Every line below that includes "Delete" counts toward the total. Report that total alone.

Records contained in a dataset:
▶

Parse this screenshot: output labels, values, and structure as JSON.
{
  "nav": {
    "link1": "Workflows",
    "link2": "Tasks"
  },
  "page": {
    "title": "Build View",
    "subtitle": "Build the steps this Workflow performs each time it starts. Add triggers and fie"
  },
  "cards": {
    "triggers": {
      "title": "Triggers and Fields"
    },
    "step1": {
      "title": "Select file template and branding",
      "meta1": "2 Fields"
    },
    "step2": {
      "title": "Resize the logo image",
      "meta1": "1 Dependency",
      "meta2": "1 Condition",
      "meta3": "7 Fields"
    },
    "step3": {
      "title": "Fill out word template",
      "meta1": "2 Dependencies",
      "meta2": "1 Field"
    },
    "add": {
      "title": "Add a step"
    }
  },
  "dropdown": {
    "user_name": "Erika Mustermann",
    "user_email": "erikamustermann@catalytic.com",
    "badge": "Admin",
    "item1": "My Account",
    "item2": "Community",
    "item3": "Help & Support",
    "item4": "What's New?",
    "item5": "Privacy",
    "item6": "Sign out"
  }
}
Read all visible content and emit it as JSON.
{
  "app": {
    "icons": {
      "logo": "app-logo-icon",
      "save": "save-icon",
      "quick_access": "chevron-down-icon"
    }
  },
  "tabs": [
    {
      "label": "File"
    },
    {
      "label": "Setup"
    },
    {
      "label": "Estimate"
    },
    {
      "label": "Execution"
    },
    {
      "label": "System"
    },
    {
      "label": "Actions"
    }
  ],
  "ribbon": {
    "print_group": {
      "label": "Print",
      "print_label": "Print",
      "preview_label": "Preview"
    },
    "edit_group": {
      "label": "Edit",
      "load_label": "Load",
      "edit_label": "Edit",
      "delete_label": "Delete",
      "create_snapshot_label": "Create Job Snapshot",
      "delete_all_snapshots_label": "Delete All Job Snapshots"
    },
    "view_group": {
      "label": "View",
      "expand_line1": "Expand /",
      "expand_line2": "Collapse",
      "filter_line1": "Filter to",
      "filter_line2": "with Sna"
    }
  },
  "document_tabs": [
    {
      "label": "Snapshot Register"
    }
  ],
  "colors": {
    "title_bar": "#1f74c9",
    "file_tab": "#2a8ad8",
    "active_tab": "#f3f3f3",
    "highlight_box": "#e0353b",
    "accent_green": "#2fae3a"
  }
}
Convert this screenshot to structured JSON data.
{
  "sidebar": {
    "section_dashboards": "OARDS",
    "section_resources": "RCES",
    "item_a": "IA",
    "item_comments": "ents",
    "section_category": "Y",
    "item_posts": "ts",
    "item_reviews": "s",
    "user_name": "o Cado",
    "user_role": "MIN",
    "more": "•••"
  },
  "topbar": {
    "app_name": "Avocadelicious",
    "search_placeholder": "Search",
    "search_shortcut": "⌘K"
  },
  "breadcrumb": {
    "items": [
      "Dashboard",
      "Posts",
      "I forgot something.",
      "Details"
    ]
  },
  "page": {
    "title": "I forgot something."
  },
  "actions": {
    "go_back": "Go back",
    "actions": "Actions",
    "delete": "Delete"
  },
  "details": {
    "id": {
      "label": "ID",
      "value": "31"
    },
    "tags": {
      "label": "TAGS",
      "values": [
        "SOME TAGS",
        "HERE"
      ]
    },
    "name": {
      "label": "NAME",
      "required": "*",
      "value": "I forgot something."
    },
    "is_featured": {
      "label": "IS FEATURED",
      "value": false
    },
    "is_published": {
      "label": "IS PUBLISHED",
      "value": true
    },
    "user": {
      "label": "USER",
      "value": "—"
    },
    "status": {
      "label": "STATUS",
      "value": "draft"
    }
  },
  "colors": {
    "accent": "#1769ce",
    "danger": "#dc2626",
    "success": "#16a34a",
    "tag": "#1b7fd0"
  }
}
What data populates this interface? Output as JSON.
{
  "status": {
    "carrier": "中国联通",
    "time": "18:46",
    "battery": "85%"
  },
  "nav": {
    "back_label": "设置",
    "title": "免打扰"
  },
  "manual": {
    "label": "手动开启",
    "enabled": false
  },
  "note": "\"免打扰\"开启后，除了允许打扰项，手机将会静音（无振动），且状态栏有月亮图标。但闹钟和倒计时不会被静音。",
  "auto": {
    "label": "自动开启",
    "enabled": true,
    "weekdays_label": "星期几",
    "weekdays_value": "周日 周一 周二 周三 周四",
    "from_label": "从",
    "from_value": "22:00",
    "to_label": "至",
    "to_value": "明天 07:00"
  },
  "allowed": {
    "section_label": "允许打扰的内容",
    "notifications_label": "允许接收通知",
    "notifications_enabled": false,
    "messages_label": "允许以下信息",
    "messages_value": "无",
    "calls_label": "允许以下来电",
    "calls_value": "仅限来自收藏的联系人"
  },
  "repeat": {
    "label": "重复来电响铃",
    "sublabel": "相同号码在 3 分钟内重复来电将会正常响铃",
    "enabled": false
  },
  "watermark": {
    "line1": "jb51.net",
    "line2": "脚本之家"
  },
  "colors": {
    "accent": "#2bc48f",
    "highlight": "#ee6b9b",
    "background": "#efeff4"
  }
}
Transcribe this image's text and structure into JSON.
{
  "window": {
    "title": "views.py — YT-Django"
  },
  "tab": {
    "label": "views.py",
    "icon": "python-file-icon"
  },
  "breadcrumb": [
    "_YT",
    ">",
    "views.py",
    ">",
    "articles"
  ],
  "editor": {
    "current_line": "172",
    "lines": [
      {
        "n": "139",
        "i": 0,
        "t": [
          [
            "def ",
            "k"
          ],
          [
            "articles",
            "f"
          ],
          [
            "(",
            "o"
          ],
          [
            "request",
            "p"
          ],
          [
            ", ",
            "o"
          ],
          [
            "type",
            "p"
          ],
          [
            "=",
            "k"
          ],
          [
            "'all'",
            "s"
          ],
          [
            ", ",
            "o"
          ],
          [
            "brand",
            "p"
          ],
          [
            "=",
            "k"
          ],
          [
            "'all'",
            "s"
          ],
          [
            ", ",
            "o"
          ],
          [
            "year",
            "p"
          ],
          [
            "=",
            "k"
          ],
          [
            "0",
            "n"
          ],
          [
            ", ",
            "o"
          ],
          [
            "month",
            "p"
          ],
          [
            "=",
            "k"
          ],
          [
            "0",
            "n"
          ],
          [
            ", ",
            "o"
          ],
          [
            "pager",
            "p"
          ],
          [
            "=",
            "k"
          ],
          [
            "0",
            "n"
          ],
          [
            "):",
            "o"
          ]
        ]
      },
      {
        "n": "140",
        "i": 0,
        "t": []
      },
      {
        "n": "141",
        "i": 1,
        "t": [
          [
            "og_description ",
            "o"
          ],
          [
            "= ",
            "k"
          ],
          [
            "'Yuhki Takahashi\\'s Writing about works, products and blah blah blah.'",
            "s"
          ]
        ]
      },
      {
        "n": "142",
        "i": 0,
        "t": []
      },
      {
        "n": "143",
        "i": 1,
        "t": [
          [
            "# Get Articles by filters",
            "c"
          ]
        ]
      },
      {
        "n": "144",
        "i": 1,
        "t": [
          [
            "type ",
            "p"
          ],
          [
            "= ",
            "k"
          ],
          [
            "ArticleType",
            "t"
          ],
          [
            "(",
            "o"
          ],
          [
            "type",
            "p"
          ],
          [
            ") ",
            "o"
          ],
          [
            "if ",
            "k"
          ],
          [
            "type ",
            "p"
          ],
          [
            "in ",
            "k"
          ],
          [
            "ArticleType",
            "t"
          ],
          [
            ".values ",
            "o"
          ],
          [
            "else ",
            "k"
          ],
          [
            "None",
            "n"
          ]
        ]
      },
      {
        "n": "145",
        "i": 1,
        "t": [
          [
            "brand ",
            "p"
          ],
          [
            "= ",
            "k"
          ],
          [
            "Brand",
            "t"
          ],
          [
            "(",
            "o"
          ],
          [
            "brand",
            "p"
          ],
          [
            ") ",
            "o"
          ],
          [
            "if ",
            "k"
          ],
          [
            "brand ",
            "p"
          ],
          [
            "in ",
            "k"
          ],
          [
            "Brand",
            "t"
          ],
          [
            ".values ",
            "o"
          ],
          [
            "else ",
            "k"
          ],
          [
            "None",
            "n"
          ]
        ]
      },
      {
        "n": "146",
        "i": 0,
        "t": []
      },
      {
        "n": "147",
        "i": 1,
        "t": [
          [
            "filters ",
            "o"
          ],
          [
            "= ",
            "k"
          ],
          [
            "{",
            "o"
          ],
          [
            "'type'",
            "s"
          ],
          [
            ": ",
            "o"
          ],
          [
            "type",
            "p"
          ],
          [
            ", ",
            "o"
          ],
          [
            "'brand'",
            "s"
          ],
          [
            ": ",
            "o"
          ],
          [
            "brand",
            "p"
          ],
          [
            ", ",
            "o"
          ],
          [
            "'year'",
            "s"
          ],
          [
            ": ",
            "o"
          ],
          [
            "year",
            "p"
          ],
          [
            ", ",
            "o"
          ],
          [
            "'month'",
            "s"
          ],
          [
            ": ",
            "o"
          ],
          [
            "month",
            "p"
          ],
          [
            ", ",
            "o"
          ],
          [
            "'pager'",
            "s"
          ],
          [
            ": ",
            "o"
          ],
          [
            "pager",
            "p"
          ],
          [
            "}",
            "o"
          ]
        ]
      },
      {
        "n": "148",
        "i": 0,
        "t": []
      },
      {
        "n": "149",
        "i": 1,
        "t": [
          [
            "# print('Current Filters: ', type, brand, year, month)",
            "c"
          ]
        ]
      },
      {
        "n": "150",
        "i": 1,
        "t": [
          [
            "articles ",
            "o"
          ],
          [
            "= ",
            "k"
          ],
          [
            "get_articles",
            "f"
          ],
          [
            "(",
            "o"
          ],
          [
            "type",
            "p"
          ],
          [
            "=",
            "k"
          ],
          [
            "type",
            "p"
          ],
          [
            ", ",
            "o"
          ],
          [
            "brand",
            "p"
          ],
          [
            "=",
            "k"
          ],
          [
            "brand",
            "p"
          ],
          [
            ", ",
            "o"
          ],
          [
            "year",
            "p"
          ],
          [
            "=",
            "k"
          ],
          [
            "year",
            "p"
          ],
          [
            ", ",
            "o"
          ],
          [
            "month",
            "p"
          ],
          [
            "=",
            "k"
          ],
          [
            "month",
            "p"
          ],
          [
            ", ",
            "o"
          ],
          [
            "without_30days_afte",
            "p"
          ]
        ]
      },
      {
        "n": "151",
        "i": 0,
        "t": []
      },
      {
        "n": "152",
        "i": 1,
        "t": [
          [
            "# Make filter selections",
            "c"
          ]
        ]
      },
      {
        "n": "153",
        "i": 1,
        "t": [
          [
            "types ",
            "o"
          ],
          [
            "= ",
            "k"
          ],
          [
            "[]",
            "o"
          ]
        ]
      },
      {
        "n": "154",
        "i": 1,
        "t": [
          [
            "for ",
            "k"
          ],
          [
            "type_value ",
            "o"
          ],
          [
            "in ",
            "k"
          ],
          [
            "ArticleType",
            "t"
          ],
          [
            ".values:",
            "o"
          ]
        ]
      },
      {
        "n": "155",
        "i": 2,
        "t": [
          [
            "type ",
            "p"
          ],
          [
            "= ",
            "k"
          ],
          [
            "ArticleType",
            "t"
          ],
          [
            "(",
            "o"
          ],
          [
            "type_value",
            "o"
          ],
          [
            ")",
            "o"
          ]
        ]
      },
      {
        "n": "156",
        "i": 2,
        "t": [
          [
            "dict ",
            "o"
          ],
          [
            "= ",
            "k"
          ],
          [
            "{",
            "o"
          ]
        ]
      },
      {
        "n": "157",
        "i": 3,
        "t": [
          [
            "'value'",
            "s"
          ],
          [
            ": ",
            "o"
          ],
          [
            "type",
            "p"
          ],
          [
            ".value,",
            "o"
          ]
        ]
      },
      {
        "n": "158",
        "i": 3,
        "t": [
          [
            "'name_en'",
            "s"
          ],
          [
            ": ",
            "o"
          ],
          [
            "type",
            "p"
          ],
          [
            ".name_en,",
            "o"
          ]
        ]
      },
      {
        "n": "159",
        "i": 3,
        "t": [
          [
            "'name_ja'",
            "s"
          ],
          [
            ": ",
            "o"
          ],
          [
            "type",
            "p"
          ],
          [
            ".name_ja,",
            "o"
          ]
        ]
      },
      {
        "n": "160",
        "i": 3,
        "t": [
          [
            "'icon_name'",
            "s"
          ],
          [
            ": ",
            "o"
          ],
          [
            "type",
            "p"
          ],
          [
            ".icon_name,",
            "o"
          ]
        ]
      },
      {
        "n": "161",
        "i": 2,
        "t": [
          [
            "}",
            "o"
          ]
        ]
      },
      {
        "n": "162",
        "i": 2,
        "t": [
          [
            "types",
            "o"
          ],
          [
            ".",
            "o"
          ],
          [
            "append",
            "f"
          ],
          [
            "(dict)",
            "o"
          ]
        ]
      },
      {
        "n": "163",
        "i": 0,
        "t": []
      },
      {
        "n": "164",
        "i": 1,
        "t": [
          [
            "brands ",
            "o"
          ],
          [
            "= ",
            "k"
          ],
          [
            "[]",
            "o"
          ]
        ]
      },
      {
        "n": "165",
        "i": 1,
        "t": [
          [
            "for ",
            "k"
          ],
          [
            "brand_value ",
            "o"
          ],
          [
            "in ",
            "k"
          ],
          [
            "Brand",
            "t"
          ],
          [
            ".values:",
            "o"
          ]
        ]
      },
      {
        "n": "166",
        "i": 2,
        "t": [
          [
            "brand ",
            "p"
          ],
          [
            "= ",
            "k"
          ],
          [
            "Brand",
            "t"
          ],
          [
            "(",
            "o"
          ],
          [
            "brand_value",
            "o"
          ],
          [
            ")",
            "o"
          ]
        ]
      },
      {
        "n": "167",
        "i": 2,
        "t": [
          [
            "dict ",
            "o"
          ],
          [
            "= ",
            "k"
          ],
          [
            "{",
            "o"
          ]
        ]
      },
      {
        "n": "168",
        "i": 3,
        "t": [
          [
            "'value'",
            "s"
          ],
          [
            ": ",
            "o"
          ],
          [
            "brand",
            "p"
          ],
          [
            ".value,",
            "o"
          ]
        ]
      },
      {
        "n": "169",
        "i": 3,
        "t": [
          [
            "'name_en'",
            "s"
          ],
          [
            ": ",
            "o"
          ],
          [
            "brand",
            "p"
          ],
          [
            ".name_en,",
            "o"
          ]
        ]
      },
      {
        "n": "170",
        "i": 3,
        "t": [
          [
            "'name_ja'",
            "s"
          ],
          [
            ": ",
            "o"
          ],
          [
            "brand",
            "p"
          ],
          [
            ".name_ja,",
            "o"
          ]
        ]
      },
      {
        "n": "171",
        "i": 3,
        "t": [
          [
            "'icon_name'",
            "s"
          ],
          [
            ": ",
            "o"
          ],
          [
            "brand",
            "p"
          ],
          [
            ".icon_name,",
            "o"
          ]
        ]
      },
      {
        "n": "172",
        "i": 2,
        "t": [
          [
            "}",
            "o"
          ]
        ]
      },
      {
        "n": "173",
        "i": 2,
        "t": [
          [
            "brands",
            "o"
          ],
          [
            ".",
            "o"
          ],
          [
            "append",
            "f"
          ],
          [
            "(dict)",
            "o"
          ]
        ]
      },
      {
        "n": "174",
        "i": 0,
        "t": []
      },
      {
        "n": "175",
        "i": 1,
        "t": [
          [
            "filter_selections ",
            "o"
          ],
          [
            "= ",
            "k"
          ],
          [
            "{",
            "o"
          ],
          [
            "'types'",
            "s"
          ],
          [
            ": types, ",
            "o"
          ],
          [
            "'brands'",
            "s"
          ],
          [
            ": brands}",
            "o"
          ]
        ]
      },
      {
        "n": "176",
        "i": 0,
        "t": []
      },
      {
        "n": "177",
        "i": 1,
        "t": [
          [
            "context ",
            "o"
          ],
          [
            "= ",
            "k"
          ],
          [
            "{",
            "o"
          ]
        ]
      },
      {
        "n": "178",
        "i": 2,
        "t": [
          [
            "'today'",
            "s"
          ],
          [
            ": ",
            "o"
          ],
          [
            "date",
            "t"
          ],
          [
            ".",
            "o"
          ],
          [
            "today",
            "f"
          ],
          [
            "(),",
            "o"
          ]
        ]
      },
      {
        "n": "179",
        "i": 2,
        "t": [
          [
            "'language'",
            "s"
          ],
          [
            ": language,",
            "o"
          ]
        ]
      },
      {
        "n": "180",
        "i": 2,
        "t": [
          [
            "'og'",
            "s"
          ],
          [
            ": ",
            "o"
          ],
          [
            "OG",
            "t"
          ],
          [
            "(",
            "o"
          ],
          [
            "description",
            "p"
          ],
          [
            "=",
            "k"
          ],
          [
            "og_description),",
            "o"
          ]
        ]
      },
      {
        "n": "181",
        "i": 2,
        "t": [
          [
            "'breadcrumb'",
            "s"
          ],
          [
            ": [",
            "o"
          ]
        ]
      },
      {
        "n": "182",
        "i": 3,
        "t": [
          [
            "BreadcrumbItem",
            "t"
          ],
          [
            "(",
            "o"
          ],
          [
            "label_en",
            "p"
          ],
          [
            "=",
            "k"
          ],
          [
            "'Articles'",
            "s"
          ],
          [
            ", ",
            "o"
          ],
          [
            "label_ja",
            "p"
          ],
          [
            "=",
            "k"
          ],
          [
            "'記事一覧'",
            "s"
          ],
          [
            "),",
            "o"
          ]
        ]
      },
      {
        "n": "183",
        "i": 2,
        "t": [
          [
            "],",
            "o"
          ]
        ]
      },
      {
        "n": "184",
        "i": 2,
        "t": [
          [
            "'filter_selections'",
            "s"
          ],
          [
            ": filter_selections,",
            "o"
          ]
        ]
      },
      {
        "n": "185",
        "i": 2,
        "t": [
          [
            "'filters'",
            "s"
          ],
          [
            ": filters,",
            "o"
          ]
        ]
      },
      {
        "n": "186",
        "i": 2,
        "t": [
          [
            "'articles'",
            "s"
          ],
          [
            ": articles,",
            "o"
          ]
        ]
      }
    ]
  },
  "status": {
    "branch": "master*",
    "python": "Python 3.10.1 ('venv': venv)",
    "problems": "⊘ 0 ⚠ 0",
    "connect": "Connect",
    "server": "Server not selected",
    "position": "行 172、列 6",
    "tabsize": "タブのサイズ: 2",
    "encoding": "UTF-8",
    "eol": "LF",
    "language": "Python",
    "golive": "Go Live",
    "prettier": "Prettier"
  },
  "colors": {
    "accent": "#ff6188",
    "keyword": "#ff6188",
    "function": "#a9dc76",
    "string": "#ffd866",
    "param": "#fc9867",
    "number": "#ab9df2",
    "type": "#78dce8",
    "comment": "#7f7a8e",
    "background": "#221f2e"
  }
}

◀

* Exercise result *
3